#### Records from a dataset

::::::

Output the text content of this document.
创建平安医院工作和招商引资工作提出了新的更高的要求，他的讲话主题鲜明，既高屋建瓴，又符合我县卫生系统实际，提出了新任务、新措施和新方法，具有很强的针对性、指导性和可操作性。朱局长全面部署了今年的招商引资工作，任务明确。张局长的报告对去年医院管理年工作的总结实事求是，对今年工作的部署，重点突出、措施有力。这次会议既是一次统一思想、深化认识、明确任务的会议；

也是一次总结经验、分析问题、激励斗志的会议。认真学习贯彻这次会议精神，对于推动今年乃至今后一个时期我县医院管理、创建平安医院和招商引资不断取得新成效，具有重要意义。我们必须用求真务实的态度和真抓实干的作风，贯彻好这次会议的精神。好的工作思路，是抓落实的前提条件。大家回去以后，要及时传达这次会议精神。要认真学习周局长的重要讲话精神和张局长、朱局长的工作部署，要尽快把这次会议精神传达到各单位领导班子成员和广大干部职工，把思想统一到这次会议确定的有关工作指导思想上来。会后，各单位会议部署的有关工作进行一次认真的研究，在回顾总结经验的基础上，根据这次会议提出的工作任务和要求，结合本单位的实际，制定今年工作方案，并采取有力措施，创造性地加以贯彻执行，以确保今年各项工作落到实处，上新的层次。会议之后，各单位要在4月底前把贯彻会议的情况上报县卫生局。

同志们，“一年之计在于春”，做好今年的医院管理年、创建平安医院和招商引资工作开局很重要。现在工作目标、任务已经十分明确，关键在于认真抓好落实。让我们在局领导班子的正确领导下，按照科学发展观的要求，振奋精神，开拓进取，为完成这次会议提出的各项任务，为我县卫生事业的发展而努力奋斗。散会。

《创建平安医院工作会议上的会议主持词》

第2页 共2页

::::::

#### Goal
Type out the entries again, word for word.

#### Solution for this exercise
Output the text content of this document.
创建平安医院工作和招商引资工作提出了新的更高的要求，他的讲话主题鲜明，既高屋建瓴，又符合我县卫生系统实际，提出了新任务、新措施和新方法，具有很强的针对性、指导性和可操作性。朱局长全面部署了今年的招商引资工作，任务明确。张局长的报告对去年医院管理年工作的总结实事求是，对今年工作的部署，重点突出、措施有力。这次会议既是一次统一思想、深化认识、明确任务的会议；

也是一次总结经验、分析问题、激励斗志的会议。认真学习贯彻这次会议精神，对于推动今年乃至今后一个时期我县医院管理、创建平安医院和招商引资不断取得新成效，具有重要意义。我们必须用求真务实的态度和真抓实干的作风，贯彻好这次会议的精神。好的工作思路，是抓落实的前提条件。大家回去以后，要及时传达这次会议精神。要认真学习周局长的重要讲话精神和张局长、朱局长的工作部署，要尽快把这次会议精神传达到各单位领导班子成员和广大干部职工，把思想统一到这次会议确定的有关工作指导思想上来。会后，各单位会议部署的有关工作进行一次认真的研究，在回顾总结经验的基础上，根据这次会议提出的工作任务和要求，结合本单位的实际，制定今年工作方案，并采取有力措施，创造性地加以贯彻执行，以确保今年各项工作落到实处，上新的层次。会议之后，各单位要在4月底前把贯彻会议的情况上报县卫生局。

同志们，“一年之计在于春”，做好今年的医院管理年、创建平安医院和招商引资工作开局很重要。现在工作目标、任务已经十分明确，关键在于认真抓好落实。让我们在局领导班子的正确领导下，按照科学发展观的要求，振奋精神，开拓进取，为完成这次会议提出的各项任务，为我县卫生事业的发展而努力奋斗。散会。

《创建平安医院工作会议上的会议主持词》

第2页 共2页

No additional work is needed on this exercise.